[Description of the task]
Locate each line with the string "lamp" in the listing below and copy it.

───── Supplied material ─────

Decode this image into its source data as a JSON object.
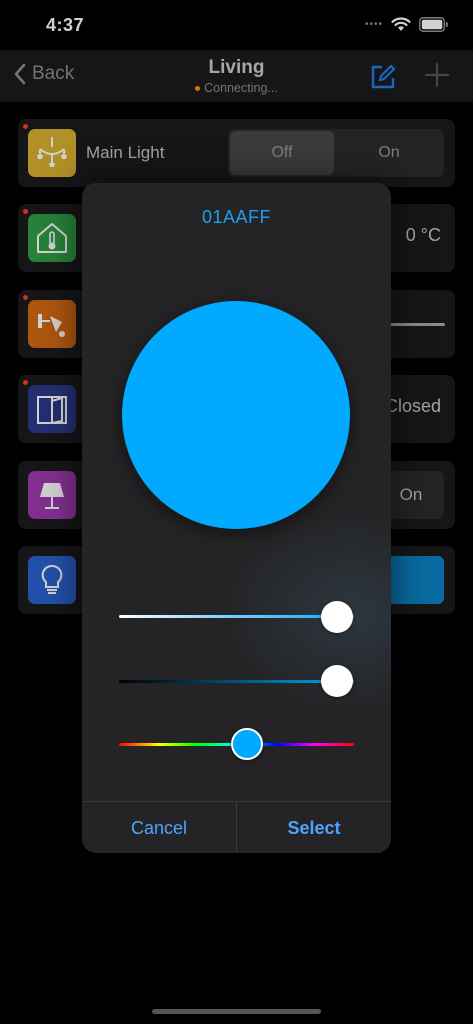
{
  "status_bar": {
    "time": "4:37",
    "icons": [
      "signal-icon",
      "wifi-icon",
      "battery-icon"
    ]
  },
  "nav": {
    "back_label": "Back",
    "title": "Living",
    "subtitle": "Connecting...",
    "status_color": "#ff9500",
    "edit_icon": "edit-icon",
    "add_icon": "plus-icon"
  },
  "rows": [
    {
      "label": "Main Light",
      "icon": "chandelier-icon",
      "icon_color": "#d8b030",
      "segments": [
        "Off",
        "On"
      ],
      "selected": "Off"
    },
    {
      "value": "0 °C",
      "icon": "home-thermometer-icon",
      "icon_color": "#2f9e46",
      "alert": true
    },
    {
      "icon": "wall-lamp-icon",
      "icon_color": "#d46a12",
      "alert": true
    },
    {
      "value": "Closed",
      "icon": "door-icon",
      "icon_color": "#2c3a8c",
      "alert": true
    },
    {
      "value": "On",
      "icon": "table-lamp-icon",
      "icon_color": "#a03ab0"
    },
    {
      "icon": "bulb-icon",
      "icon_color": "#2a63d0",
      "accent": "#0a84c6"
    }
  ],
  "color_dialog": {
    "hex": "01AAFF",
    "color": "#01AAFF",
    "saturation": 1.0,
    "brightness": 1.0,
    "hue_deg": 200,
    "cancel_label": "Cancel",
    "select_label": "Select"
  }
}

─────

[Written solution]
      "icon": "wall-lamp-icon",
      "icon": "table-lamp-icon",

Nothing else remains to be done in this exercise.